Exercise instructions: Repeat the material in full. Keep every line exactly as it is.

#### The records ####

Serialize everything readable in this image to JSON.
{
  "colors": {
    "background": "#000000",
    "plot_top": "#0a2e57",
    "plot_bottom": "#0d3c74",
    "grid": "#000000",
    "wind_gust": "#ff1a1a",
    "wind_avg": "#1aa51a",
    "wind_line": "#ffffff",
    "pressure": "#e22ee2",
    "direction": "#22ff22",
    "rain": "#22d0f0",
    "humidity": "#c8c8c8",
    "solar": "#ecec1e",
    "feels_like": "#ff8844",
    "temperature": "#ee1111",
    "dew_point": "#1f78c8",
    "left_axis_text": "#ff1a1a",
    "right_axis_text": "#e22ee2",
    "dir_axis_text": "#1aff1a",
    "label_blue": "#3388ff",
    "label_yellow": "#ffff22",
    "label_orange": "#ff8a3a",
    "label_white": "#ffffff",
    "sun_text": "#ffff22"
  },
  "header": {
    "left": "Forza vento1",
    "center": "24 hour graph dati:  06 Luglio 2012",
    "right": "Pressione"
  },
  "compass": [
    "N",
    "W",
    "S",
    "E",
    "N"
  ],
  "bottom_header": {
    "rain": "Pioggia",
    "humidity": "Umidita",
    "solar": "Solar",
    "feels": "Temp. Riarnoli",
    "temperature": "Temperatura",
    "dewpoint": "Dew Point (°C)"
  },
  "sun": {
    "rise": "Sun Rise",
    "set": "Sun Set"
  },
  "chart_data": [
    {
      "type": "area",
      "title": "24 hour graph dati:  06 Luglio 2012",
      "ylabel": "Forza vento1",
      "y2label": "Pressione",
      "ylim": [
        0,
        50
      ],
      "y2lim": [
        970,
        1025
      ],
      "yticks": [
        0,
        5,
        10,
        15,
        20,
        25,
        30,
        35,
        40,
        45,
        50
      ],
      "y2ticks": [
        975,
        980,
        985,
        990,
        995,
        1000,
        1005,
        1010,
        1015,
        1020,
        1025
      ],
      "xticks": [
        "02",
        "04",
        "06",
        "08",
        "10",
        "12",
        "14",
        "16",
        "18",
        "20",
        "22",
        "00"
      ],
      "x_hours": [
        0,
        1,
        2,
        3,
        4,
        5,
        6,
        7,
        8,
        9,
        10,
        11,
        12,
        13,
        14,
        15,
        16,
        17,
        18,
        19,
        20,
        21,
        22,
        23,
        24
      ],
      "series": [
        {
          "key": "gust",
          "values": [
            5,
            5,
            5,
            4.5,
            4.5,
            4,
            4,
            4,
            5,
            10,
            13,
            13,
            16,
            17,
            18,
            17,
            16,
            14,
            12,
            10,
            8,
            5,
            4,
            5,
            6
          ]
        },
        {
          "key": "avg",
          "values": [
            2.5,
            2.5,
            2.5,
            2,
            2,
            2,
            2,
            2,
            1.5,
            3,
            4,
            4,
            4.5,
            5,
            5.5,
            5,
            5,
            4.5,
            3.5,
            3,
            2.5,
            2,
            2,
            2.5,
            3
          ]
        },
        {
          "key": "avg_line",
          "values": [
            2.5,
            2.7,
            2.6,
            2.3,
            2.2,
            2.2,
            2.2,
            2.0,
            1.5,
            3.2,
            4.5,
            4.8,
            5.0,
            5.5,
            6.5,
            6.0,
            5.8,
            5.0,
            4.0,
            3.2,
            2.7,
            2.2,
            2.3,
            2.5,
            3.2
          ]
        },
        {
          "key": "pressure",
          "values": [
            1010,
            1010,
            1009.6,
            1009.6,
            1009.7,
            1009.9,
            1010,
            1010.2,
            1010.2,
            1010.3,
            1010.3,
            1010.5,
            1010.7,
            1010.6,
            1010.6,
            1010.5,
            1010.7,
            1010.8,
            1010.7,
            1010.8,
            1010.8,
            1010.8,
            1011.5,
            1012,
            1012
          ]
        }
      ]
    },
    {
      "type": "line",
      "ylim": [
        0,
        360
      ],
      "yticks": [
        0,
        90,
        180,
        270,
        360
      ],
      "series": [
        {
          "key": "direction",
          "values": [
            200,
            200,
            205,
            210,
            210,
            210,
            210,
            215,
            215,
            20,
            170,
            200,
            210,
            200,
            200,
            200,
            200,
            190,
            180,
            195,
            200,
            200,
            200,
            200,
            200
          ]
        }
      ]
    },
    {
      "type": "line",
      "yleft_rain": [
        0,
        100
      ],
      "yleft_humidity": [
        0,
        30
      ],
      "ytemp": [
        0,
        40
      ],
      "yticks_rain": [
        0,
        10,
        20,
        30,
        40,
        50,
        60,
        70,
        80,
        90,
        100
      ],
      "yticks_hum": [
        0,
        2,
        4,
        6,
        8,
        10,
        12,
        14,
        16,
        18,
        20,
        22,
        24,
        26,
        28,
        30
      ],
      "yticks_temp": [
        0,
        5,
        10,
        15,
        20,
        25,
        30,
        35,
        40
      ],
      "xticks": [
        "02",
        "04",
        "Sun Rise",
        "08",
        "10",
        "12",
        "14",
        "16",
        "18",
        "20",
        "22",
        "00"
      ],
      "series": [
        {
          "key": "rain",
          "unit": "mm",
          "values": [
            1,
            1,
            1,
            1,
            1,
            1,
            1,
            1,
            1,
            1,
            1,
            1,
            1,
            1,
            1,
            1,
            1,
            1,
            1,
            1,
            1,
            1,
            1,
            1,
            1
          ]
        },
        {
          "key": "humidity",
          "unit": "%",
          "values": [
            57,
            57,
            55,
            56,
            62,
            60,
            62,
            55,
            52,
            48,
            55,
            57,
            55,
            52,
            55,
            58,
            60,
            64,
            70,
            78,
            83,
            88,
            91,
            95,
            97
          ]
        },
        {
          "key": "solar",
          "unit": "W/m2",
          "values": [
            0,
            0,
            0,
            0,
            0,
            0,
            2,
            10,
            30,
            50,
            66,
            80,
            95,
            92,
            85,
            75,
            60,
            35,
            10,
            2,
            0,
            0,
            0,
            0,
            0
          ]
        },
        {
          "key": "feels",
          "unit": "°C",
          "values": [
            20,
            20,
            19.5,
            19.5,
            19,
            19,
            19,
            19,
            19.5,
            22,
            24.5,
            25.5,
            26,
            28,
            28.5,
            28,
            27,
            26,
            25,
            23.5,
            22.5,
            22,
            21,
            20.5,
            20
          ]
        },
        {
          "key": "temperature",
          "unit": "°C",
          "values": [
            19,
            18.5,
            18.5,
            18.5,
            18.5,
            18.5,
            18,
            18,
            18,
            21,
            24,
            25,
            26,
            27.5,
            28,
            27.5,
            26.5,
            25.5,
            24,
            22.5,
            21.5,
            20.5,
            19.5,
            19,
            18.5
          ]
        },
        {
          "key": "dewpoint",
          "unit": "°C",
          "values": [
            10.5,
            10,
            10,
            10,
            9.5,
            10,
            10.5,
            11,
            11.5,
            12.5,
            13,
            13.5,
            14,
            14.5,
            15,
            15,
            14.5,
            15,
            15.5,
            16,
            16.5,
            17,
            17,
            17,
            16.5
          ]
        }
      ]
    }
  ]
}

####

Exercise answer:
Serialize everything readable in this image to JSON.
{
  "colors": {
    "background": "#000000",
    "plot_top": "#0a2e57",
    "plot_bottom": "#0d3c74",
    "grid": "#000000",
    "wind_gust": "#ff1a1a",
    "wind_avg": "#1aa51a",
    "wind_line": "#ffffff",
    "pressure": "#e22ee2",
    "direction": "#22ff22",
    "rain": "#22d0f0",
    "humidity": "#c8c8c8",
    "solar": "#ecec1e",
    "feels_like": "#ff8844",
    "temperature": "#ee1111",
    "dew_point": "#1f78c8",
    "left_axis_text": "#ff1a1a",
    "right_axis_text": "#e22ee2",
    "dir_axis_text": "#1aff1a",
    "label_blue": "#3388ff",
    "label_yellow": "#ffff22",
    "label_orange": "#ff8a3a",
    "label_white": "#ffffff",
    "sun_text": "#ffff22"
  },
  "header": {
    "left": "Forza vento1",
    "center": "24 hour graph dati:  06 Luglio 2012",
    "right": "Pressione"
  },
  "compass": [
    "N",
    "W",
    "S",
    "E",
    "N"
  ],
  "bottom_header": {
    "rain": "Pioggia",
    "humidity": "Umidita",
    "solar": "Solar",
    "feels": "Temp. Riarnoli",
    "temperature": "Temperatura",
    "dewpoint": "Dew Point (°C)"
  },
  "sun": {
    "rise": "Sun Rise",
    "set": "Sun Set"
  },
  "chart_data": [
    {
      "type": "area",
      "title": "24 hour graph dati:  06 Luglio 2012",
      "ylabel": "Forza vento1",
      "y2label": "Pressione",
      "ylim": [
        0,
        50
      ],
      "y2lim": [
        970,
        1025
      ],
      "yticks": [
        0,
        5,
        10,
        15,
        20,
        25,
        30,
        35,
        40,
        45,
        50
      ],
      "y2ticks": [
        975,
        980,
        985,
        990,
        995,
        1000,
        1005,
        1010,
        1015,
        1020,
        1025
      ],
      "xticks": [
        "02",
        "04",
        "06",
        "08",
        "10",
        "12",
        "14",
        "16",
        "18",
        "20",
        "22",
        "00"
      ],
      "x_hours": [
        0,
        1,
        2,
        3,
        4,
        5,
        6,
        7,
        8,
        9,
        10,
        11,
        12,
        13,
        14,
        15,
        16,
        17,
        18,
        19,
        20,
        21,
        22,
        23,
        24
      ],
      "series": [
        {
          "key": "gust",
          "values": [
            5,
            5,
            5,
            4.5,
            4.5,
            4,
            4,
            4,
            5,
            10,
            13,
            13,
            16,
            17,
            18,
            17,
            16,
            14,
            12,
            10,
            8,
            5,
            4,
            5,
            6
          ]
        },
        {
          "key": "avg",
          "values": [
            2.5,
            2.5,
            2.5,
            2,
            2,
            2,
            2,
            2,
            1.5,
            3,
            4,
            4,
            4.5,
            5,
            5.5,
            5,
            5,
            4.5,
            3.5,
            3,
            2.5,
            2,
            2,
            2.5,
            3
          ]
        },
        {
          "key": "avg_line",
          "values": [
            2.5,
            2.7,
            2.6,
            2.3,
            2.2,
            2.2,
            2.2,
            2.0,
            1.5,
            3.2,
            4.5,
            4.8,
            5.0,
            5.5,
            6.5,
            6.0,
            5.8,
            5.0,
            4.0,
            3.2,
            2.7,
            2.2,
            2.3,
            2.5,
            3.2
          ]
        },
        {
          "key": "pressure",
          "values": [
            1010,
            1010,
            1009.6,
            1009.6,
            1009.7,
            1009.9,
            1010,
            1010.2,
            1010.2,
            1010.3,
            1010.3,
            1010.5,
            1010.7,
            1010.6,
            1010.6,
            1010.5,
            1010.7,
            1010.8,
            1010.7,
            1010.8,
            1010.8,
            1010.8,
            1011.5,
            1012,
            1012
          ]
        }
      ]
    },
    {
      "type": "line",
      "ylim": [
        0,
        360
      ],
      "yticks": [
        0,
        90,
        180,
        270,
        360
      ],
      "series": [
        {
          "key": "direction",
          "values": [
            200,
            200,
            205,
            210,
            210,
            210,
            210,
            215,
            215,
            20,
            170,
            200,
            210,
            200,
            200,
            200,
            200,
            190,
            180,
            195,
            200,
            200,
            200,
            200,
            200
          ]
        }
      ]
    },
    {
      "type": "line",
      "yleft_rain": [
        0,
        100
      ],
      "yleft_humidity": [
        0,
        30
      ],
      "ytemp": [
        0,
        40
      ],
      "yticks_rain": [
        0,
        10,
        20,
        30,
        40,
        50,
        60,
        70,
        80,
        90,
        100
      ],
      "yticks_hum": [
        0,
        2,
        4,
        6,
        8,
        10,
        12,
        14,
        16,
        18,
        20,
        22,
        24,
        26,
        28,
        30
      ],
      "yticks_temp": [
        0,
        5,
        10,
        15,
        20,
        25,
        30,
        35,
        40
      ],
      "xticks": [
        "02",
        "04",
        "Sun Rise",
        "08",
        "10",
        "12",
        "14",
        "16",
        "18",
        "20",
        "22",
        "00"
      ],
      "series": [
        {
          "key": "rain",
          "unit": "mm",
          "values": [
            1,
            1,
            1,
            1,
            1,
            1,
            1,
            1,
            1,
            1,
            1,
            1,
            1,
            1,
            1,
            1,
            1,
            1,
            1,
            1,
            1,
            1,
            1,
            1,
            1
          ]
        },
        {
          "key": "humidity",
          "unit": "%",
          "values": [
            57,
            57,
            55,
            56,
            62,
            60,
            62,
            55,
            52,
            48,
            55,
            57,
            55,
            52,
            55,
            58,
            60,
            64,
            70,
            78,
            83,
            88,
            91,
            95,
            97
          ]
        },
        {
          "key": "solar",
          "unit": "W/m2",
          "values": [
            0,
            0,
            0,
            0,
            0,
            0,
            2,
            10,
            30,
            50,
            66,
            80,
            95,
            92,
            85,
            75,
            60,
            35,
            10,
            2,
            0,
            0,
            0,
            0,
            0
          ]
        },
        {
          "key": "feels",
          "unit": "°C",
          "values": [
            20,
            20,
            19.5,
            19.5,
            19,
            19,
            19,
            19,
            19.5,
            22,
            24.5,
            25.5,
            26,
            28,
            28.5,
            28,
            27,
            26,
            25,
            23.5,
            22.5,
            22,
            21,
            20.5,
            20
          ]
        },
        {
          "key": "temperature",
          "unit": "°C",
          "values": [
            19,
            18.5,
            18.5,
            18.5,
            18.5,
            18.5,
            18,
            18,
            18,
            21,
            24,
            25,
            26,
            27.5,
            28,
            27.5,
            26.5,
            25.5,
            24,
            22.5,
            21.5,
            20.5,
            19.5,
            19,
            18.5
          ]
        },
        {
          "key": "dewpoint",
          "unit": "°C",
          "values": [
            10.5,
            10,
            10,
            10,
            9.5,
            10,
            10.5,
            11,
            11.5,
            12.5,
            13,
            13.5,
            14,
            14.5,
            15,
            15,
            14.5,
            15,
            15.5,
            16,
            16.5,
            17,
            17,
            17,
            16.5
          ]
        }
      ]
    }
  ]
}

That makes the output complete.